- [Exercise brief]: Each record below must be returned exactly as shown.

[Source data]
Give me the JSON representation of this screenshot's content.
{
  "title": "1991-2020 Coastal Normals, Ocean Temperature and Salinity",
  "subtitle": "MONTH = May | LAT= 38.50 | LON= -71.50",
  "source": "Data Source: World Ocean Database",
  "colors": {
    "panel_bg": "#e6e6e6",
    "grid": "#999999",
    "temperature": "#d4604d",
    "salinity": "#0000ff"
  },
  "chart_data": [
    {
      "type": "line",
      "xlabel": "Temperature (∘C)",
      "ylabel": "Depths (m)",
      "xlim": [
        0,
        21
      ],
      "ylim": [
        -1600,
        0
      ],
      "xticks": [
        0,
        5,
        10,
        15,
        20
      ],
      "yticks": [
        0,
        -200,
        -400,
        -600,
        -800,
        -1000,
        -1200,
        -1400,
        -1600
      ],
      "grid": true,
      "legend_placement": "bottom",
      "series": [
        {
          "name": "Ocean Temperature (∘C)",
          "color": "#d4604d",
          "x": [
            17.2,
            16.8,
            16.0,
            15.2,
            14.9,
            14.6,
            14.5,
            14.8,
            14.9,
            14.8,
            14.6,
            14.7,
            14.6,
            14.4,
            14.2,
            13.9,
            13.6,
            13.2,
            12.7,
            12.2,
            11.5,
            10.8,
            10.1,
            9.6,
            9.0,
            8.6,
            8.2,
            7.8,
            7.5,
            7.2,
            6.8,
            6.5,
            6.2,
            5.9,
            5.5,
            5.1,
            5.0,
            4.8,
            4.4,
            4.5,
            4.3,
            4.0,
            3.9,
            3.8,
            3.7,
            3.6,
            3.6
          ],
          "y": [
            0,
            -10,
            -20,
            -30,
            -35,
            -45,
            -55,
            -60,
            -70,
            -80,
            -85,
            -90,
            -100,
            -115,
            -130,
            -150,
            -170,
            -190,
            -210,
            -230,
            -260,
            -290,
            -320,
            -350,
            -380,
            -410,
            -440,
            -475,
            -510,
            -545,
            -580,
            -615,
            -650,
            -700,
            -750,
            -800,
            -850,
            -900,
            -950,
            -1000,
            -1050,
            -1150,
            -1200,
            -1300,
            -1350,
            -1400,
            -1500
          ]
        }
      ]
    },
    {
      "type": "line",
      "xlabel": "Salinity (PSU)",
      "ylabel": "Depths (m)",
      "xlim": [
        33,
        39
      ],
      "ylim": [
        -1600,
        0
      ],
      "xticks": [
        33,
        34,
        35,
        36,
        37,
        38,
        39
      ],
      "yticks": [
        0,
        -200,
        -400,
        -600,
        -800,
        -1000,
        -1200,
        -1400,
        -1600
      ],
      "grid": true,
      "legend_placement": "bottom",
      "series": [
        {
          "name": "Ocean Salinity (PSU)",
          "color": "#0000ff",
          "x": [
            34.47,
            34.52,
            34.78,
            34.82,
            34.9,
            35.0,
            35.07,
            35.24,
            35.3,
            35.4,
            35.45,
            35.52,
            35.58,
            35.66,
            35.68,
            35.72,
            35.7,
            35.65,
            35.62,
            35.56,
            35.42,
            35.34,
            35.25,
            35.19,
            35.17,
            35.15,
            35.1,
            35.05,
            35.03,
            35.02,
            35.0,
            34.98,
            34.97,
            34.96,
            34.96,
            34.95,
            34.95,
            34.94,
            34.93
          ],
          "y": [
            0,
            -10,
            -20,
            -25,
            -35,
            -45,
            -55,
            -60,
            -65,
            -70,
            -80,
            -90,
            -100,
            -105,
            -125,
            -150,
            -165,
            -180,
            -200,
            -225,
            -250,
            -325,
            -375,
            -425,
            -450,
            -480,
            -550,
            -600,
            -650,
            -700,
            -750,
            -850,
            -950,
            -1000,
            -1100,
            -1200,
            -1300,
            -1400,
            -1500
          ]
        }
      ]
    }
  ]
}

- [Result]:
Give me the JSON representation of this screenshot's content.
{
  "title": "1991-2020 Coastal Normals, Ocean Temperature and Salinity",
  "subtitle": "MONTH = May | LAT= 38.50 | LON= -71.50",
  "source": "Data Source: World Ocean Database",
  "colors": {
    "panel_bg": "#e6e6e6",
    "grid": "#999999",
    "temperature": "#d4604d",
    "salinity": "#0000ff"
  },
  "chart_data": [
    {
      "type": "line",
      "xlabel": "Temperature (∘C)",
      "ylabel": "Depths (m)",
      "xlim": [
        0,
        21
      ],
      "ylim": [
        -1600,
        0
      ],
      "xticks": [
        0,
        5,
        10,
        15,
        20
      ],
      "yticks": [
        0,
        -200,
        -400,
        -600,
        -800,
        -1000,
        -1200,
        -1400,
        -1600
      ],
      "grid": true,
      "legend_placement": "bottom",
      "series": [
        {
          "name": "Ocean Temperature (∘C)",
          "color": "#d4604d",
          "x": [
            17.2,
            16.8,
            16.0,
            15.2,
            14.9,
            14.6,
            14.5,
            14.8,
            14.9,
            14.8,
            14.6,
            14.7,
            14.6,
            14.4,
            14.2,
            13.9,
            13.6,
            13.2,
            12.7,
            12.2,
            11.5,
            10.8,
            10.1,
            9.6,
            9.0,
            8.6,
            8.2,
            7.8,
            7.5,
            7.2,
            6.8,
            6.5,
            6.2,
            5.9,
            5.5,
            5.1,
            5.0,
            4.8,
            4.4,
            4.5,
            4.3,
            4.0,
            3.9,
            3.8,
            3.7,
            3.6,
            3.6
          ],
          "y": [
            0,
            -10,
            -20,
            -30,
            -35,
            -45,
            -55,
            -60,
            -70,
            -80,
            -85,
            -90,
            -100,
            -115,
            -130,
            -150,
            -170,
            -190,
            -210,
            -230,
            -260,
            -290,
            -320,
            -350,
            -380,
            -410,
            -440,
            -475,
            -510,
            -545,
            -580,
            -615,
            -650,
            -700,
            -750,
            -800,
            -850,
            -900,
            -950,
            -1000,
            -1050,
            -1150,
            -1200,
            -1300,
            -1350,
            -1400,
            -1500
          ]
        }
      ]
    },
    {
      "type": "line",
      "xlabel": "Salinity (PSU)",
      "ylabel": "Depths (m)",
      "xlim": [
        33,
        39
      ],
      "ylim": [
        -1600,
        0
      ],
      "xticks": [
        33,
        34,
        35,
        36,
        37,
        38,
        39
      ],
      "yticks": [
        0,
        -200,
        -400,
        -600,
        -800,
        -1000,
        -1200,
        -1400,
        -1600
      ],
      "grid": true,
      "legend_placement": "bottom",
      "series": [
        {
          "name": "Ocean Salinity (PSU)",
          "color": "#0000ff",
          "x": [
            34.47,
            34.52,
            34.78,
            34.82,
            34.9,
            35.0,
            35.07,
            35.24,
            35.3,
            35.4,
            35.45,
            35.52,
            35.58,
            35.66,
            35.68,
            35.72,
            35.7,
            35.65,
            35.62,
            35.56,
            35.42,
            35.34,
            35.25,
            35.19,
            35.17,
            35.15,
            35.1,
            35.05,
            35.03,
            35.02,
            35.0,
            34.98,
            34.97,
            34.96,
            34.96,
            34.95,
            34.95,
            34.94,
            34.93
          ],
          "y": [
            0,
            -10,
            -20,
            -25,
            -35,
            -45,
            -55,
            -60,
            -65,
            -70,
            -80,
            -90,
            -100,
            -105,
            -125,
            -150,
            -165,
            -180,
            -200,
            -225,
            -250,
            -325,
            -375,
            -425,
            -450,
            -480,
            -550,
            -600,
            -650,
            -700,
            -750,
            -850,
            -950,
            -1000,
            -1100,
            -1200,
            -1300,
            -1400,
            -1500
          ]
        }
      ]
    }
  ]
}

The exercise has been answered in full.